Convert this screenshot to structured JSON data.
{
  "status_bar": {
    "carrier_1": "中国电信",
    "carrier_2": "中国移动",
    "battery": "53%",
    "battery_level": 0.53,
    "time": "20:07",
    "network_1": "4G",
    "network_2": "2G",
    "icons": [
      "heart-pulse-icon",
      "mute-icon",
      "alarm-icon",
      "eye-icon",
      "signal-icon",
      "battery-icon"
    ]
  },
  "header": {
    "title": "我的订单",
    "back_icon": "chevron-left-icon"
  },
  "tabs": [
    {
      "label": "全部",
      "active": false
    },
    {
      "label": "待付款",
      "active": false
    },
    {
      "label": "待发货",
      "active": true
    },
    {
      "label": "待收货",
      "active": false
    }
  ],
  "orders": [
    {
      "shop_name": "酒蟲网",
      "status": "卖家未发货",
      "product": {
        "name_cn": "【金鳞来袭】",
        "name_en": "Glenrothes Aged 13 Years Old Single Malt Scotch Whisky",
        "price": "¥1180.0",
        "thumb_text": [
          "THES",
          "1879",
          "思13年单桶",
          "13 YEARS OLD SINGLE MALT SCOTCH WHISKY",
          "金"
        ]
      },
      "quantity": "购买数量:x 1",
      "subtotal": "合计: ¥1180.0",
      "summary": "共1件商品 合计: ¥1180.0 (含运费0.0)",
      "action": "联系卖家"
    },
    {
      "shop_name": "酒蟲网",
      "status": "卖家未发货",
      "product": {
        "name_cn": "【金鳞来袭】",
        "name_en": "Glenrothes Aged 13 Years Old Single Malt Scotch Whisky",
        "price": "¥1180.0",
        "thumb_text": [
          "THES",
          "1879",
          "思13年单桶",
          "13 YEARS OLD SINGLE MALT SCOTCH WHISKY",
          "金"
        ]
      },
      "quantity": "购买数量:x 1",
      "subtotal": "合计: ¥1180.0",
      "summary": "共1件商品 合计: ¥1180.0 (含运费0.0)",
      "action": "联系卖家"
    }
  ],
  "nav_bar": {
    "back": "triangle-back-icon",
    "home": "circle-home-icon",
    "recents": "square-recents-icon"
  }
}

^^^^^^^^

**WORK INSTRUCTIONS:** From the data above, extract every line in its exact form.

**EXERCISE SOLUTION:**
Convert this screenshot to structured JSON data.
{
  "status_bar": {
    "carrier_1": "中国电信",
    "carrier_2": "中国移动",
    "battery": "53%",
    "battery_level": 0.53,
    "time": "20:07",
    "network_1": "4G",
    "network_2": "2G",
    "icons": [
      "heart-pulse-icon",
      "mute-icon",
      "alarm-icon",
      "eye-icon",
      "signal-icon",
      "battery-icon"
    ]
  },
  "header": {
    "title": "我的订单",
    "back_icon": "chevron-left-icon"
  },
  "tabs": [
    {
      "label": "全部",
      "active": false
    },
    {
      "label": "待付款",
      "active": false
    },
    {
      "label": "待发货",
      "active": true
    },
    {
      "label": "待收货",
      "active": false
    }
  ],
  "orders": [
    {
      "shop_name": "酒蟲网",
      "status": "卖家未发货",
      "product": {
        "name_cn": "【金鳞来袭】",
        "name_en": "Glenrothes Aged 13 Years Old Single Malt Scotch Whisky",
        "price": "¥1180.0",
        "thumb_text": [
          "THES",
          "1879",
          "思13年单桶",
          "13 YEARS OLD SINGLE MALT SCOTCH WHISKY",
          "金"
        ]
      },
      "quantity": "购买数量:x 1",
      "subtotal": "合计: ¥1180.0",
      "summary": "共1件商品 合计: ¥1180.0 (含运费0.0)",
      "action": "联系卖家"
    },
    {
      "shop_name": "酒蟲网",
      "status": "卖家未发货",
      "product": {
        "name_cn": "【金鳞来袭】",
        "name_en": "Glenrothes Aged 13 Years Old Single Malt Scotch Whisky",
        "price": "¥1180.0",
        "thumb_text": [
          "THES",
          "1879",
          "思13年单桶",
          "13 YEARS OLD SINGLE MALT SCOTCH WHISKY",
          "金"
        ]
      },
      "quantity": "购买数量:x 1",
      "subtotal": "合计: ¥1180.0",
      "summary": "共1件商品 合计: ¥1180.0 (含运费0.0)",
      "action": "联系卖家"
    }
  ],
  "nav_bar": {
    "back": "triangle-back-icon",
    "home": "circle-home-icon",
    "recents": "square-recents-icon"
  }
}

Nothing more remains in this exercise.